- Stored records
● ● ● ● ●
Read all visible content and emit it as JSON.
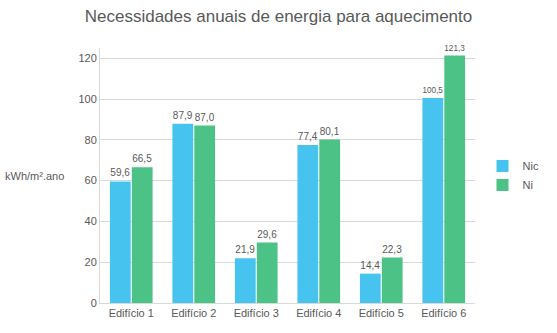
{
  "chart_data": {
    "type": "bar",
    "title": "Necessidades anuais de energia para aquecimento",
    "y_label": "kWh/m².ano",
    "categories": [
      "Edifício 1",
      "Edifício 2",
      "Edifício 3",
      "Edifício 4",
      "Edifício 5",
      "Edifício 6"
    ],
    "series": [
      {
        "name": "Nic",
        "color": "#47C3F0",
        "values": [
          59.6,
          87.9,
          21.9,
          77.4,
          14.4,
          100.5
        ],
        "value_labels": [
          "59,6",
          "87,9",
          "21,9",
          "77,4",
          "14,4",
          "100,5"
        ]
      },
      {
        "name": "Ni",
        "color": "#4CC286",
        "values": [
          66.5,
          87.0,
          29.6,
          80.1,
          22.3,
          121.3
        ],
        "value_labels": [
          "66,5",
          "87,0",
          "29,6",
          "80,1",
          "22,3",
          "121,3"
        ]
      }
    ],
    "ylim": [
      0,
      125
    ],
    "yticks": [
      0,
      20,
      40,
      60,
      80,
      100,
      120
    ],
    "grid": true,
    "legend": "right",
    "data_labels": true
  }
}
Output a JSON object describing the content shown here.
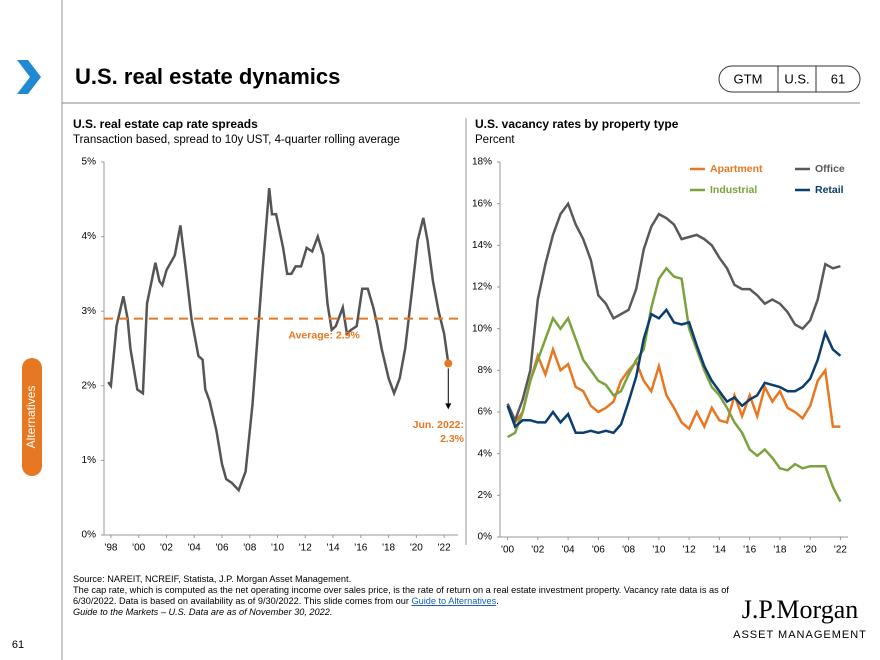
{
  "header": {
    "title": "U.S. real estate dynamics",
    "badge": [
      "GTM",
      "U.S.",
      "61"
    ]
  },
  "side_tab": "Alternatives",
  "chart_data": [
    {
      "type": "line",
      "title": "U.S. real estate cap rate spreads",
      "subtitle": "Transaction based, spread to 10y UST, 4-quarter rolling average",
      "x": [
        1997.8,
        1998.0,
        1998.4,
        1998.9,
        1999.2,
        1999.4,
        1999.9,
        2000.3,
        2000.6,
        2001.2,
        2001.5,
        2001.7,
        2002.0,
        2002.6,
        2003.0,
        2003.4,
        2003.8,
        2004.3,
        2004.6,
        2004.8,
        2005.1,
        2005.6,
        2006.0,
        2006.3,
        2006.7,
        2007.2,
        2007.7,
        2008.2,
        2008.7,
        2008.9,
        2009.4,
        2009.6,
        2009.9,
        2010.4,
        2010.7,
        2011.0,
        2011.3,
        2011.7,
        2012.1,
        2012.5,
        2012.9,
        2013.3,
        2013.6,
        2013.9,
        2014.2,
        2014.7,
        2015.0,
        2015.3,
        2015.7,
        2016.1,
        2016.5,
        2016.9,
        2017.2,
        2017.5,
        2018.0,
        2018.4,
        2018.8,
        2019.2,
        2019.7,
        2020.1,
        2020.5,
        2020.8,
        2021.2,
        2021.6,
        2022.0,
        2022.3
      ],
      "values": [
        2.05,
        2.0,
        2.8,
        3.2,
        2.9,
        2.5,
        1.95,
        1.9,
        3.1,
        3.65,
        3.4,
        3.35,
        3.55,
        3.75,
        4.15,
        3.55,
        2.9,
        2.4,
        2.35,
        1.95,
        1.8,
        1.4,
        0.95,
        0.75,
        0.7,
        0.6,
        0.85,
        1.75,
        3.0,
        3.5,
        4.65,
        4.3,
        4.3,
        3.85,
        3.5,
        3.5,
        3.6,
        3.6,
        3.85,
        3.8,
        4.0,
        3.75,
        3.1,
        2.75,
        2.8,
        3.05,
        2.7,
        2.75,
        2.8,
        3.3,
        3.3,
        3.05,
        2.8,
        2.5,
        2.1,
        1.9,
        2.1,
        2.5,
        3.3,
        3.95,
        4.25,
        3.95,
        3.4,
        3.0,
        2.7,
        2.3
      ],
      "color": "#555555",
      "average": 2.9,
      "average_label": "Average: 2.9%",
      "average_color": "#e87722",
      "annotation": [
        "Jun. 2022:",
        "2.3%"
      ],
      "xlim": [
        1997.5,
        2023
      ],
      "ylim": [
        0,
        5
      ],
      "xticks": [
        {
          "value": 1998,
          "label": "'98"
        },
        {
          "value": 2000,
          "label": "'00"
        },
        {
          "value": 2002,
          "label": "'02"
        },
        {
          "value": 2004,
          "label": "'04"
        },
        {
          "value": 2006,
          "label": "'06"
        },
        {
          "value": 2008,
          "label": "'08"
        },
        {
          "value": 2010,
          "label": "'10"
        },
        {
          "value": 2012,
          "label": "'12"
        },
        {
          "value": 2014,
          "label": "'14"
        },
        {
          "value": 2016,
          "label": "'16"
        },
        {
          "value": 2018,
          "label": "'18"
        },
        {
          "value": 2020,
          "label": "'20"
        },
        {
          "value": 2022,
          "label": "'22"
        }
      ],
      "yticks": [
        {
          "value": 0,
          "label": "0%"
        },
        {
          "value": 1,
          "label": "1%"
        },
        {
          "value": 2,
          "label": "2%"
        },
        {
          "value": 3,
          "label": "3%"
        },
        {
          "value": 4,
          "label": "4%"
        },
        {
          "value": 5,
          "label": "5%"
        }
      ],
      "grid": false
    },
    {
      "type": "line",
      "title": "U.S. vacancy rates by property type",
      "subtitle": "Percent",
      "x": [
        2000,
        2000.5,
        2001,
        2001.5,
        2002,
        2002.5,
        2003,
        2003.5,
        2004,
        2004.5,
        2005,
        2005.5,
        2006,
        2006.5,
        2007,
        2007.5,
        2008,
        2008.5,
        2009,
        2009.5,
        2010,
        2010.5,
        2011,
        2011.5,
        2012,
        2012.5,
        2013,
        2013.5,
        2014,
        2014.5,
        2015,
        2015.5,
        2016,
        2016.5,
        2017,
        2017.5,
        2018,
        2018.5,
        2019,
        2019.5,
        2020,
        2020.5,
        2021,
        2021.5,
        2022
      ],
      "series": [
        {
          "name": "Apartment",
          "color": "#e87722",
          "values": [
            6.3,
            5.5,
            6.0,
            7.5,
            8.7,
            7.8,
            9.0,
            8.0,
            8.3,
            7.2,
            7.0,
            6.3,
            6.0,
            6.2,
            6.5,
            7.5,
            8.0,
            8.4,
            7.5,
            7.0,
            8.2,
            6.8,
            6.2,
            5.5,
            5.2,
            6.0,
            5.3,
            6.2,
            5.6,
            5.5,
            6.8,
            5.8,
            6.8,
            5.8,
            7.2,
            6.5,
            7.0,
            6.2,
            6.0,
            5.7,
            6.3,
            7.5,
            8.0,
            5.3,
            5.3
          ]
        },
        {
          "name": "Office",
          "color": "#595959",
          "values": [
            6.4,
            5.6,
            6.6,
            8.0,
            11.4,
            13.1,
            14.5,
            15.5,
            16.0,
            15.0,
            14.3,
            13.3,
            11.6,
            11.2,
            10.5,
            10.7,
            10.9,
            11.9,
            13.8,
            14.9,
            15.5,
            15.3,
            15.0,
            14.3,
            14.4,
            14.5,
            14.3,
            14.0,
            13.4,
            12.9,
            12.1,
            11.9,
            11.9,
            11.6,
            11.2,
            11.4,
            11.2,
            10.8,
            10.2,
            10.0,
            10.4,
            11.4,
            13.1,
            12.9,
            13.0
          ]
        },
        {
          "name": "Industrial",
          "color": "#7ba23f",
          "values": [
            4.8,
            5.0,
            6.0,
            7.5,
            8.5,
            9.5,
            10.5,
            10.0,
            10.5,
            9.5,
            8.5,
            8.0,
            7.5,
            7.3,
            6.8,
            7.0,
            7.8,
            8.5,
            9.0,
            11.0,
            12.4,
            12.9,
            12.5,
            12.4,
            10.0,
            9.0,
            8.0,
            7.2,
            6.8,
            6.2,
            5.5,
            5.0,
            4.2,
            3.9,
            4.2,
            3.8,
            3.3,
            3.2,
            3.5,
            3.3,
            3.4,
            3.4,
            3.4,
            2.4,
            1.7
          ]
        },
        {
          "name": "Retail",
          "color": "#0b3e6f",
          "values": [
            6.3,
            5.3,
            5.6,
            5.6,
            5.5,
            5.5,
            6.0,
            5.5,
            5.9,
            5.0,
            5.0,
            5.1,
            5.0,
            5.1,
            5.0,
            5.4,
            6.5,
            7.7,
            9.5,
            10.7,
            10.5,
            10.9,
            10.3,
            10.2,
            10.3,
            9.2,
            8.2,
            7.5,
            7.0,
            6.5,
            6.7,
            6.3,
            6.6,
            6.8,
            7.4,
            7.3,
            7.2,
            7.0,
            7.0,
            7.2,
            7.6,
            8.5,
            9.8,
            9.0,
            8.7
          ]
        }
      ],
      "legend": "top-right",
      "xlim": [
        1999.5,
        2022.5
      ],
      "ylim": [
        0,
        18
      ],
      "xticks": [
        {
          "value": 2000,
          "label": "'00"
        },
        {
          "value": 2002,
          "label": "'02"
        },
        {
          "value": 2004,
          "label": "'04"
        },
        {
          "value": 2006,
          "label": "'06"
        },
        {
          "value": 2008,
          "label": "'08"
        },
        {
          "value": 2010,
          "label": "'10"
        },
        {
          "value": 2012,
          "label": "'12"
        },
        {
          "value": 2014,
          "label": "'14"
        },
        {
          "value": 2016,
          "label": "'16"
        },
        {
          "value": 2018,
          "label": "'18"
        },
        {
          "value": 2020,
          "label": "'20"
        },
        {
          "value": 2022,
          "label": "'22"
        }
      ],
      "yticks": [
        {
          "value": 0,
          "label": "0%"
        },
        {
          "value": 2,
          "label": "2%"
        },
        {
          "value": 4,
          "label": "4%"
        },
        {
          "value": 6,
          "label": "6%"
        },
        {
          "value": 8,
          "label": "8%"
        },
        {
          "value": 10,
          "label": "10%"
        },
        {
          "value": 12,
          "label": "12%"
        },
        {
          "value": 14,
          "label": "14%"
        },
        {
          "value": 16,
          "label": "16%"
        },
        {
          "value": 18,
          "label": "18%"
        }
      ],
      "grid": false
    }
  ],
  "footer": {
    "source": "Source: NAREIT, NCREIF, Statista, J.P. Morgan Asset Management.",
    "note": "The cap rate, which is computed as the net operating income over sales price, is the rate of return on a real estate investment property. Vacancy rate data is as of 6/30/2022. Data is based on availability as of 9/30/2022. This slide comes from our ",
    "link": "Guide to Alternatives",
    "note_end": ".",
    "guide": "Guide to the Markets – U.S. Data are as of November 30, 2022."
  },
  "logo": {
    "name": "J.P.Morgan",
    "sub": "ASSET MANAGEMENT"
  },
  "page_number": "61"
}
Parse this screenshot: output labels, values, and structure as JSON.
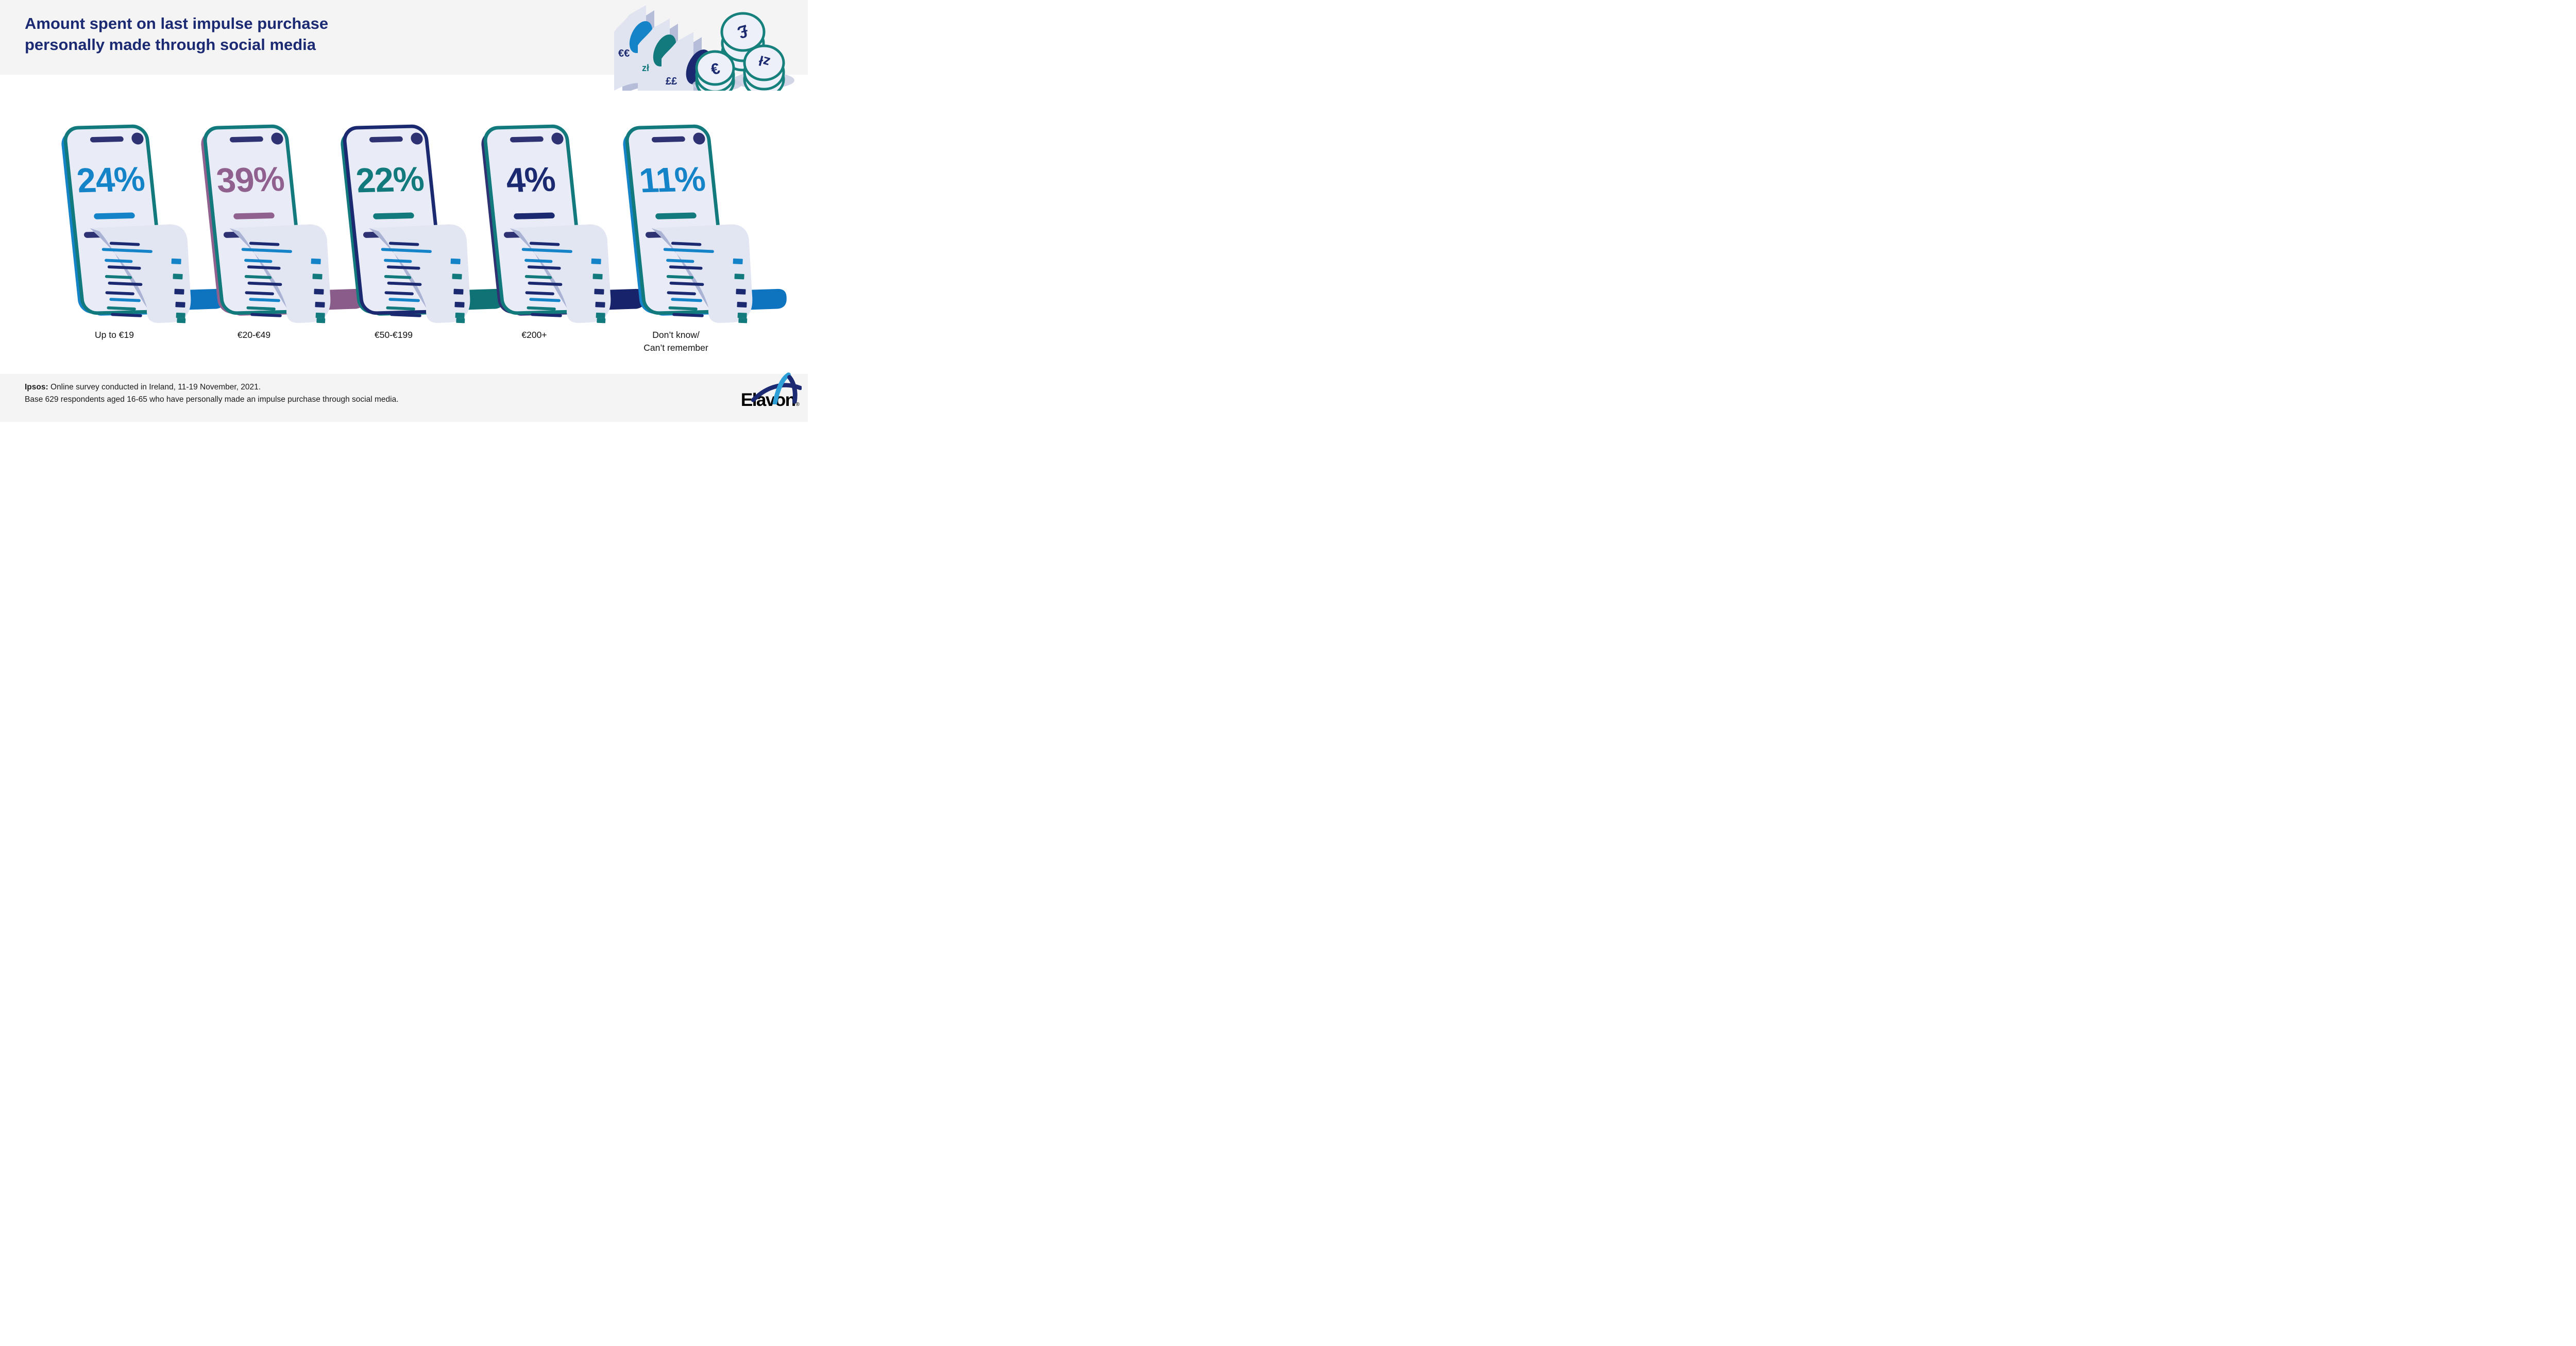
{
  "header": {
    "title": "Amount spent on last impulse purchase\npersonally made through social media",
    "title_color": "#1b2a72"
  },
  "chart_data": {
    "type": "bar",
    "title": "Amount spent on last impulse purchase personally made through social media",
    "unit": "percent",
    "categories": [
      "Up to €19",
      "€20-€49",
      "€50-€199",
      "€200+",
      "Don’t know/\nCan’t remember"
    ],
    "values": [
      24,
      39,
      22,
      4,
      11
    ],
    "items": [
      {
        "label": "Up to €19",
        "value": 24,
        "pct": "24%",
        "colors": {
          "side": "#1583c7",
          "frame": "#12797c",
          "pct": "#1583c7",
          "accent": "#1583c7",
          "ribbon": "#0f74c0"
        }
      },
      {
        "label": "€20-€49",
        "value": 39,
        "pct": "39%",
        "colors": {
          "side": "#90618f",
          "frame": "#12797c",
          "pct": "#90618f",
          "accent": "#90618f",
          "ribbon": "#8a5c89"
        }
      },
      {
        "label": "€50-€199",
        "value": 22,
        "pct": "22%",
        "colors": {
          "side": "#12797c",
          "frame": "#1b2a70",
          "pct": "#12797c",
          "accent": "#12797c",
          "ribbon": "#0f7376"
        }
      },
      {
        "label": "€200+",
        "value": 4,
        "pct": "4%",
        "colors": {
          "side": "#2e3272",
          "frame": "#12797c",
          "pct": "#1b2a70",
          "accent": "#1b2a70",
          "ribbon": "#17236b"
        }
      },
      {
        "label": "Don’t know/\nCan’t remember",
        "value": 11,
        "pct": "11%",
        "colors": {
          "side": "#1583c7",
          "frame": "#12797c",
          "pct": "#1583c7",
          "accent": "#12797c",
          "ribbon": "#0f74c0"
        }
      }
    ]
  },
  "illustration": {
    "notes": [
      {
        "label": "€€",
        "label_color": "#1b2a70",
        "oval": "#1583c7"
      },
      {
        "label": "zł",
        "label_color": "#12797c",
        "oval": "#12797c"
      },
      {
        "label": "££",
        "label_color": "#1b2a70",
        "oval": "#1b2a70"
      }
    ],
    "coins": [
      {
        "symbol": "£"
      },
      {
        "symbol": "€"
      },
      {
        "symbol": "zł"
      }
    ]
  },
  "footer": {
    "source_label": "Ipsos:",
    "source_text": " Online survey conducted in Ireland, 11-19 November, 2021.",
    "base_text": "Base 629 respondents aged 16-65 who have personally made an impulse purchase through social media.",
    "brand": "Elavon",
    "registered": "®"
  },
  "palette": {
    "navy": "#1b2a70",
    "blue": "#1583c7",
    "teal": "#12797c",
    "purple": "#90618f",
    "device_dark": "#2e3272",
    "screen": "#e9ecf6",
    "receipt": "#e2e6f2",
    "receipt_fold": "#aab3d3",
    "note_back": "#b6bdd9",
    "coin_face": "#edf0f8",
    "coin_ring": "#15807c",
    "shadow": "#c9cee2",
    "band": "#f4f4f4",
    "text_dark": "#1a1a1a",
    "title_navy": "#1b2a72",
    "swoosh_light": "#2f9fd7"
  }
}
● ● ● ● ●
- Required task
Go through the records and copy each line with "Guide" in it.

- Finished task
    "link": "Guide to Alternatives",
    "guide": "Guide to the Markets – U.S. Data are as of November 30, 2022."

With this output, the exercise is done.